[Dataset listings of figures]
· · · · ·

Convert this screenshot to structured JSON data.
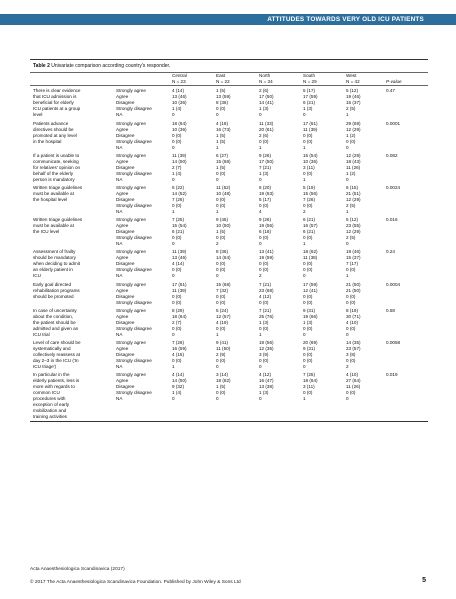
{
  "header": {
    "title": "ATTITUDES TOWARDS VERY OLD ICU PATIENTS"
  },
  "table": {
    "caption_label": "Table 2",
    "caption_text": "Univariate comparison according country's responder.",
    "regions": [
      "Central",
      "East",
      "North",
      "South",
      "West"
    ],
    "ns": [
      "N = 23",
      "N = 22",
      "N = 34",
      "N = 29",
      "N = 42"
    ],
    "pvalue_header": "P-value",
    "groups": [
      {
        "q": [
          "There is clear evidence",
          "that ICU admission is",
          "beneficial for elderly",
          "ICU patients at a group",
          "level"
        ],
        "rows": [
          [
            "Strongly agree",
            "4 (14)",
            "1 (5)",
            "2 (6)",
            "5 (17)",
            "5 (12)",
            "0.47"
          ],
          [
            "Agree",
            "13 (46)",
            "13 (59)",
            "17 (50)",
            "17 (59)",
            "19 (46)",
            ""
          ],
          [
            "Disagree",
            "10 (36)",
            "8 (36)",
            "14 (41)",
            "6 (21)",
            "15 (37)",
            ""
          ],
          [
            "Strongly disagree",
            "1 (4)",
            "0 (0)",
            "1 (3)",
            "1 (3)",
            "2 (5)",
            ""
          ],
          [
            "NA",
            "0",
            "0",
            "0",
            "0",
            "1",
            ""
          ]
        ]
      },
      {
        "q": [
          "Patients advance",
          "directives should be",
          "promoted at any level",
          "in the hospital"
        ],
        "rows": [
          [
            "Strongly agree",
            "18 (64)",
            "4 (18)",
            "11 (33)",
            "17 (61)",
            "29 (69)",
            "0.0001"
          ],
          [
            "Agree",
            "10 (36)",
            "16 (73)",
            "20 (61)",
            "11 (39)",
            "12 (29)",
            ""
          ],
          [
            "Disagree",
            "0 (0)",
            "1 (5)",
            "2 (6)",
            "0 (0)",
            "1 (2)",
            ""
          ],
          [
            "Strongly disagree",
            "0 (0)",
            "1 (5)",
            "0 (0)",
            "0 (0)",
            "0 (0)",
            ""
          ],
          [
            "NA",
            "0",
            "1",
            "1",
            "1",
            "0",
            ""
          ]
        ]
      },
      {
        "q": [
          "If a patient is unable to",
          "communicate, seeking",
          "for relatives' opinion on",
          "behalf of the elderly",
          "person is mandatory"
        ],
        "rows": [
          [
            "Strongly agree",
            "11 (39)",
            "6 (27)",
            "9 (26)",
            "15 (54)",
            "12 (29)",
            "0.082"
          ],
          [
            "Agree",
            "14 (50)",
            "15 (68)",
            "17 (50)",
            "10 (36)",
            "18 (43)",
            ""
          ],
          [
            "Disagree",
            "2 (7)",
            "1 (5)",
            "7 (21)",
            "3 (11)",
            "11 (26)",
            ""
          ],
          [
            "Strongly disagree",
            "1 (4)",
            "0 (0)",
            "1 (3)",
            "0 (0)",
            "1 (2)",
            ""
          ],
          [
            "NA",
            "0",
            "0",
            "0",
            "1",
            "0",
            ""
          ]
        ]
      },
      {
        "q": [
          "Written triage guidelines",
          "must be available at",
          "the hospital level"
        ],
        "rows": [
          [
            "Strongly agree",
            "6 (22)",
            "11 (52)",
            "6 (20)",
            "5 (19)",
            "6 (15)",
            "0.0024"
          ],
          [
            "Agree",
            "14 (52)",
            "10 (48)",
            "19 (63)",
            "15 (56)",
            "21 (51)",
            ""
          ],
          [
            "Disagree",
            "7 (26)",
            "0 (0)",
            "5 (17)",
            "7 (26)",
            "12 (29)",
            ""
          ],
          [
            "Strongly disagree",
            "0 (0)",
            "0 (0)",
            "0 (0)",
            "0 (0)",
            "2 (5)",
            ""
          ],
          [
            "NA",
            "1",
            "1",
            "4",
            "2",
            "1",
            ""
          ]
        ]
      },
      {
        "q": [
          "Written triage guidelines",
          "must be available at",
          "the ICU level"
        ],
        "rows": [
          [
            "Strongly agree",
            "7 (25)",
            "9 (45)",
            "9 (26)",
            "6 (21)",
            "5 (12)",
            "0.016"
          ],
          [
            "Agree",
            "15 (54)",
            "10 (50)",
            "19 (56)",
            "16 (57)",
            "23 (55)",
            ""
          ],
          [
            "Disagree",
            "6 (21)",
            "1 (5)",
            "6 (18)",
            "6 (21)",
            "12 (29)",
            ""
          ],
          [
            "Strongly disagree",
            "0 (0)",
            "0 (0)",
            "0 (0)",
            "0 (0)",
            "2 (5)",
            ""
          ],
          [
            "NA",
            "0",
            "2",
            "0",
            "1",
            "0",
            ""
          ]
        ]
      },
      {
        "q": [
          "Assessment of frailty",
          "should be mandatory",
          "when deciding to admit",
          "an elderly patient in",
          "ICU"
        ],
        "rows": [
          [
            "Strongly agree",
            "11 (39)",
            "8 (36)",
            "13 (41)",
            "18 (62)",
            "19 (46)",
            "0.24"
          ],
          [
            "Agree",
            "13 (46)",
            "14 (64)",
            "19 (59)",
            "11 (38)",
            "15 (37)",
            ""
          ],
          [
            "Disagree",
            "4 (14)",
            "0 (0)",
            "0 (0)",
            "0 (0)",
            "7 (17)",
            ""
          ],
          [
            "Strongly disagree",
            "0 (0)",
            "0 (0)",
            "0 (0)",
            "0 (0)",
            "0 (0)",
            ""
          ],
          [
            "NA",
            "0",
            "0",
            "2",
            "0",
            "1",
            ""
          ]
        ]
      },
      {
        "q": [
          "Early goal directed",
          "rehabilitation programs",
          "should be promoted"
        ],
        "rows": [
          [
            "Strongly agree",
            "17 (61)",
            "15 (68)",
            "7 (21)",
            "17 (59)",
            "21 (50)",
            "0.0004"
          ],
          [
            "Agree",
            "11 (39)",
            "7 (32)",
            "23 (68)",
            "12 (41)",
            "21 (50)",
            ""
          ],
          [
            "Disagree",
            "0 (0)",
            "0 (0)",
            "4 (12)",
            "0 (0)",
            "0 (0)",
            ""
          ],
          [
            "Strongly disagree",
            "0 (0)",
            "0 (0)",
            "0 (0)",
            "0 (0)",
            "0 (0)",
            ""
          ]
        ]
      },
      {
        "q": [
          "In case of uncertainty",
          "about the condition,",
          "the patient should be",
          "admitted and given an",
          "ICU trial"
        ],
        "rows": [
          [
            "Strongly agree",
            "8 (29)",
            "5 (24)",
            "7 (21)",
            "9 (31)",
            "8 (19)",
            "0.58"
          ],
          [
            "Agree",
            "18 (64)",
            "12 (57)",
            "25 (76)",
            "19 (66)",
            "30 (71)",
            ""
          ],
          [
            "Disagree",
            "2 (7)",
            "4 (19)",
            "1 (3)",
            "1 (3)",
            "4 (10)",
            ""
          ],
          [
            "Strongly disagree",
            "0 (0)",
            "0 (0)",
            "0 (0)",
            "0 (0)",
            "0 (0)",
            ""
          ],
          [
            "NA",
            "0",
            "1",
            "1",
            "0",
            "0",
            ""
          ]
        ]
      },
      {
        "q": [
          "Level of care should be",
          "systematically and",
          "collectively reassess at",
          "day 2–3 in the ICU ('In",
          "ICU triage')"
        ],
        "rows": [
          [
            "Strongly agree",
            "7 (26)",
            "9 (41)",
            "19 (56)",
            "20 (69)",
            "14 (35)",
            "0.0058"
          ],
          [
            "Agree",
            "16 (59)",
            "11 (50)",
            "12 (35)",
            "9 (31)",
            "23 (57)",
            ""
          ],
          [
            "Disagree",
            "4 (15)",
            "2 (9)",
            "3 (9)",
            "0 (0)",
            "3 (8)",
            ""
          ],
          [
            "Strongly disagree",
            "0 (0)",
            "0 (0)",
            "0 (0)",
            "0 (0)",
            "0 (0)",
            ""
          ],
          [
            "NA",
            "1",
            "0",
            "0",
            "0",
            "2",
            ""
          ]
        ]
      },
      {
        "q": [
          "In particular in the",
          "elderly patients, less is",
          "more with regards to",
          "common ICU",
          "procedures with",
          "exception of early",
          "mobilization and",
          "training activities"
        ],
        "rows": [
          [
            "Strongly agree",
            "4 (14)",
            "3 (14)",
            "4 (12)",
            "7 (25)",
            "4 (10)",
            "0.019"
          ],
          [
            "Agree",
            "14 (50)",
            "18 (82)",
            "16 (47)",
            "18 (64)",
            "27 (64)",
            ""
          ],
          [
            "Disagree",
            "9 (32)",
            "1 (5)",
            "13 (38)",
            "3 (11)",
            "11 (26)",
            ""
          ],
          [
            "Strongly disagree",
            "1 (4)",
            "0 (0)",
            "1 (3)",
            "0 (0)",
            "0 (0)",
            ""
          ],
          [
            "NA",
            "0",
            "0",
            "0",
            "1",
            "0",
            ""
          ]
        ]
      }
    ]
  },
  "footer": {
    "journal": "Acta Anaesthesiologica Scandinavica (2017)",
    "copyright": "© 2017 The Acta Anaesthesiologica Scandinavica Foundation. Published by John Wiley & Sons Ltd",
    "page": "5"
  }
}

· · · · ·

- **Work to complete**: The answer must be every line from the records above that contains the word "elderly", copied in full.

- **Exercise result**:
          "beneficial for elderly",
          "behalf of the elderly",
          "an elderly patient in",
          "elderly patients, less is",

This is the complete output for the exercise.